Give back every line exactly as it appears, pictures excluded.
##### RECORD EXCERPTS
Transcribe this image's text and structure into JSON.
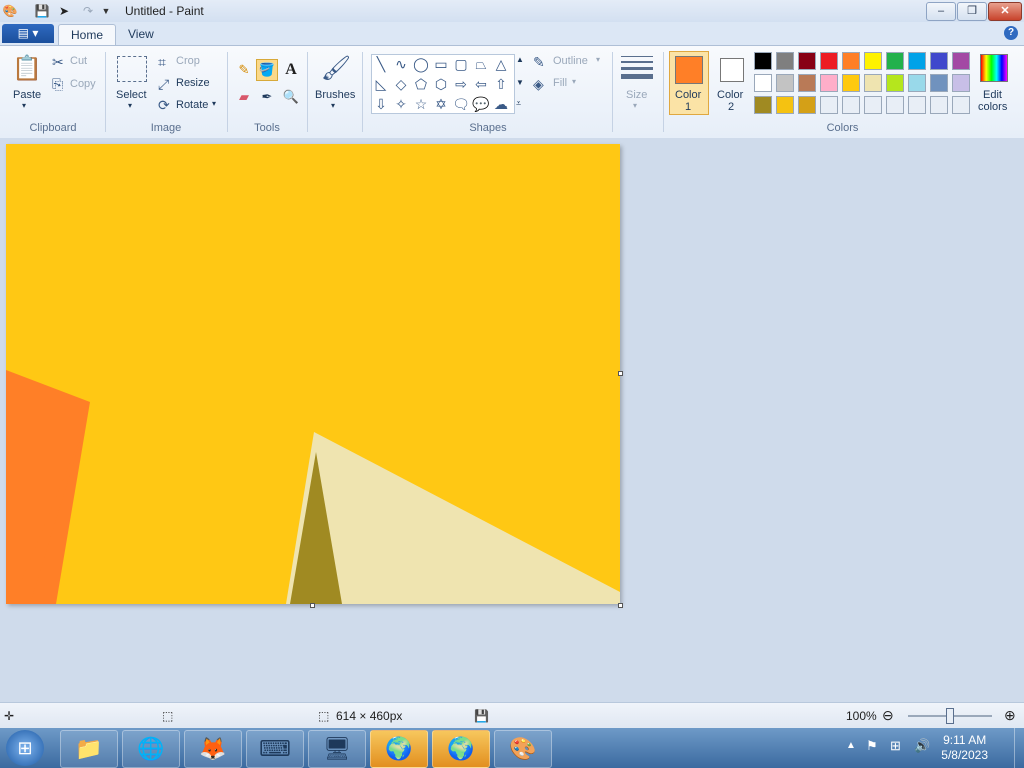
{
  "window": {
    "title": "Untitled - Paint"
  },
  "quick_access": {
    "save_icon": "save-icon",
    "undo_icon": "undo-icon",
    "redo_icon": "redo-icon"
  },
  "tabs": {
    "home": "Home",
    "view": "View"
  },
  "clipboard": {
    "paste": "Paste",
    "cut": "Cut",
    "copy": "Copy",
    "label": "Clipboard"
  },
  "image": {
    "select": "Select",
    "crop": "Crop",
    "resize": "Resize",
    "rotate": "Rotate",
    "label": "Image"
  },
  "tools": {
    "label": "Tools"
  },
  "brushes": {
    "label": "Brushes"
  },
  "shapes": {
    "outline": "Outline",
    "fill": "Fill",
    "label": "Shapes"
  },
  "size": {
    "label": "Size"
  },
  "colors": {
    "color1_label": "Color",
    "color1_num": "1",
    "color2_label": "Color",
    "color2_num": "2",
    "edit_colors": "Edit",
    "edit_colors_2": "colors",
    "label": "Colors",
    "color1": "#ff7f27",
    "color2": "#ffffff",
    "palette": [
      "#000000",
      "#7f7f7f",
      "#880015",
      "#ed1c24",
      "#ff7f27",
      "#fff200",
      "#22b14c",
      "#00a2e8",
      "#3f48cc",
      "#a349a4",
      "#ffffff",
      "#c3c3c3",
      "#b97a57",
      "#ffaec9",
      "#ffc90e",
      "#efe4b0",
      "#b5e61d",
      "#99d9ea",
      "#7092be",
      "#c8bfe7",
      "#a08a22",
      "#f5c211",
      "#d4a017",
      "#e8eef6",
      "#e8eef6",
      "#e8eef6",
      "#e8eef6",
      "#e8eef6",
      "#e8eef6",
      "#e8eef6"
    ]
  },
  "canvas_colors": {
    "background": "#ffc814",
    "orange": "#ff7f27",
    "olive": "#a08a22",
    "cream": "#efe4b0"
  },
  "status": {
    "dimensions": "614 × 460px",
    "zoom": "100%"
  },
  "taskbar": {
    "time": "9:11 AM",
    "date": "5/8/2023"
  }
}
##########
## THE OUTPUT
Transcribe this image's text and structure into JSON.
{
  "window": {
    "title": "Untitled - Paint"
  },
  "quick_access": {
    "save_icon": "save-icon",
    "undo_icon": "undo-icon",
    "redo_icon": "redo-icon"
  },
  "tabs": {
    "home": "Home",
    "view": "View"
  },
  "clipboard": {
    "paste": "Paste",
    "cut": "Cut",
    "copy": "Copy",
    "label": "Clipboard"
  },
  "image": {
    "select": "Select",
    "crop": "Crop",
    "resize": "Resize",
    "rotate": "Rotate",
    "label": "Image"
  },
  "tools": {
    "label": "Tools"
  },
  "brushes": {
    "label": "Brushes"
  },
  "shapes": {
    "outline": "Outline",
    "fill": "Fill",
    "label": "Shapes"
  },
  "size": {
    "label": "Size"
  },
  "colors": {
    "color1_label": "Color",
    "color1_num": "1",
    "color2_label": "Color",
    "color2_num": "2",
    "edit_colors": "Edit",
    "edit_colors_2": "colors",
    "label": "Colors",
    "color1": "#ff7f27",
    "color2": "#ffffff",
    "palette": [
      "#000000",
      "#7f7f7f",
      "#880015",
      "#ed1c24",
      "#ff7f27",
      "#fff200",
      "#22b14c",
      "#00a2e8",
      "#3f48cc",
      "#a349a4",
      "#ffffff",
      "#c3c3c3",
      "#b97a57",
      "#ffaec9",
      "#ffc90e",
      "#efe4b0",
      "#b5e61d",
      "#99d9ea",
      "#7092be",
      "#c8bfe7",
      "#a08a22",
      "#f5c211",
      "#d4a017",
      "#e8eef6",
      "#e8eef6",
      "#e8eef6",
      "#e8eef6",
      "#e8eef6",
      "#e8eef6",
      "#e8eef6"
    ]
  },
  "canvas_colors": {
    "background": "#ffc814",
    "orange": "#ff7f27",
    "olive": "#a08a22",
    "cream": "#efe4b0"
  },
  "status": {
    "dimensions": "614 × 460px",
    "zoom": "100%"
  },
  "taskbar": {
    "time": "9:11 AM",
    "date": "5/8/2023"
  }
}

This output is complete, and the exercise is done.